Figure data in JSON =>
○ ○ ○ ○ ○
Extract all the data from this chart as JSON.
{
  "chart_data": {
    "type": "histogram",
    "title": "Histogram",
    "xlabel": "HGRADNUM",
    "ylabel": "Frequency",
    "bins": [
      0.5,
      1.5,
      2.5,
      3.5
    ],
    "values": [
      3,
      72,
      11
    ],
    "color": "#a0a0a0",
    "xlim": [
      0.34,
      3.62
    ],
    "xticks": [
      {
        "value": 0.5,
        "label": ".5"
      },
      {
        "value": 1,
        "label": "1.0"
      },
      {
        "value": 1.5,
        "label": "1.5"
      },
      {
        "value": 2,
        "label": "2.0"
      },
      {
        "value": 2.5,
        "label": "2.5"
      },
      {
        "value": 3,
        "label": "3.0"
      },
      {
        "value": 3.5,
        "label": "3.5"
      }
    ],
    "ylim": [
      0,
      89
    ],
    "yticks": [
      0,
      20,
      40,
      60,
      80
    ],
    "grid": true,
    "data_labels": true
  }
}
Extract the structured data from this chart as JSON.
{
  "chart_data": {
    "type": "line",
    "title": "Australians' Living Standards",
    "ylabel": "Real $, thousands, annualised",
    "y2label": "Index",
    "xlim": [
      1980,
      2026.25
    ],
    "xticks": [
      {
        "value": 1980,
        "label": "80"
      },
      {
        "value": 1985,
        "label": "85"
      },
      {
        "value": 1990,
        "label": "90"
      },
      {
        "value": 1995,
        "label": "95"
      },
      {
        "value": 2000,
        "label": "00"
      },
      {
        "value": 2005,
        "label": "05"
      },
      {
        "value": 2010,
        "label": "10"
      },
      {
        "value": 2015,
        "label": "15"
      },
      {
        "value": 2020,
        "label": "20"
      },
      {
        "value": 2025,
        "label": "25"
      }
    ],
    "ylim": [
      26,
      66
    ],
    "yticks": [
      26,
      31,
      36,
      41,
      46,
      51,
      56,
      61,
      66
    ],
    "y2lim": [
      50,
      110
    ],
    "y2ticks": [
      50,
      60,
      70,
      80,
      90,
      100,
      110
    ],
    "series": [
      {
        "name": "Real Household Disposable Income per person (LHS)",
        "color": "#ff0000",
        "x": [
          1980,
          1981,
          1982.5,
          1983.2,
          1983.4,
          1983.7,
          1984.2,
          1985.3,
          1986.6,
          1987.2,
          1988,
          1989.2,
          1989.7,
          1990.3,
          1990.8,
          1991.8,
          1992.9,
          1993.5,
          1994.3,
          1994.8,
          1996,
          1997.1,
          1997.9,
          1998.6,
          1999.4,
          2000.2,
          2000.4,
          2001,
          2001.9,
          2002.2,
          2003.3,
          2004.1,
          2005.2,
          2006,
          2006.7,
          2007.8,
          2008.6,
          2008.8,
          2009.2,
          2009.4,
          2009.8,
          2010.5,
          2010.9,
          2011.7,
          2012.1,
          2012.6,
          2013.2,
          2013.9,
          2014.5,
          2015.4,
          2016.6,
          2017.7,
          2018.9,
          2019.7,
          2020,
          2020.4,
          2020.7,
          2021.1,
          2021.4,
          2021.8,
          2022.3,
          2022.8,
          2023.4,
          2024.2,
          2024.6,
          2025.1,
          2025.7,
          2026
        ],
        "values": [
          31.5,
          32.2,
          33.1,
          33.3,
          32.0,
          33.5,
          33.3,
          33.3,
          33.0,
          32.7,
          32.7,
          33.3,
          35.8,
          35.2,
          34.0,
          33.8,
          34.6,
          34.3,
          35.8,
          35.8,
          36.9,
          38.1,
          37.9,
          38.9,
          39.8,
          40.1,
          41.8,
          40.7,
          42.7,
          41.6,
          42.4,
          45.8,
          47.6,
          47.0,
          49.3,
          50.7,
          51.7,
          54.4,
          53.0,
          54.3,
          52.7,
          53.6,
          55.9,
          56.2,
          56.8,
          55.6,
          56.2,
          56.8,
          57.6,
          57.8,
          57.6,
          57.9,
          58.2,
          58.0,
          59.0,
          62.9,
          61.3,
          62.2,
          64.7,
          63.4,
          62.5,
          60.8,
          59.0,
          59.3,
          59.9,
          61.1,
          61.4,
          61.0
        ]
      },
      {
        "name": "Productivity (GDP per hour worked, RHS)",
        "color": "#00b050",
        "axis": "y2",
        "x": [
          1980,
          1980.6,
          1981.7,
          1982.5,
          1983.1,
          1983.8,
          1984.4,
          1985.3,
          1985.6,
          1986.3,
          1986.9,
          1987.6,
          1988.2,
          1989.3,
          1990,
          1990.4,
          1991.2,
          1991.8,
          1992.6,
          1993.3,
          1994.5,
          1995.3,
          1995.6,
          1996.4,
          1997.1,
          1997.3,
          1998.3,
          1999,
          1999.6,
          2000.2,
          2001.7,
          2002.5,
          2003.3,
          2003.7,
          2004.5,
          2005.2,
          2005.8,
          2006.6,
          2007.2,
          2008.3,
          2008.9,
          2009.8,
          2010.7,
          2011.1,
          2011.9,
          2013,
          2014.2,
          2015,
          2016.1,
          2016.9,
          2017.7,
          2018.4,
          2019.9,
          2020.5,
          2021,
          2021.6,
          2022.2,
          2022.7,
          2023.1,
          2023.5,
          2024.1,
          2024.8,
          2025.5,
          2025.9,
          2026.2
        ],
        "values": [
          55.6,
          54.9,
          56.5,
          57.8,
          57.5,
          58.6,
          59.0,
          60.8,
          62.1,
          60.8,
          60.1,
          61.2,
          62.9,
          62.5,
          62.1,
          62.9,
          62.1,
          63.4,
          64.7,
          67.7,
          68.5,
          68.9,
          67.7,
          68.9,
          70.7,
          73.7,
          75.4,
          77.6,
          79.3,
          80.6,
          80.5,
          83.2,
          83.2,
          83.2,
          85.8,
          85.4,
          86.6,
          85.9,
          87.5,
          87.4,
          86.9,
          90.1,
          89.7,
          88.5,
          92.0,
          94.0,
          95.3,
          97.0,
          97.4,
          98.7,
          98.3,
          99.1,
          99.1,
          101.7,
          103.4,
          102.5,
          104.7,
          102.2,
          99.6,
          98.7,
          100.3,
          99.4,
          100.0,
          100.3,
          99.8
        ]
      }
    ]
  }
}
○ ○ ○ ○ ○
Aim of the task => Gather every line containing the word "from" and copy it.

Written solution =>
Extract all the data from this chart as JSON.
Extract the structured data from this chart as JSON.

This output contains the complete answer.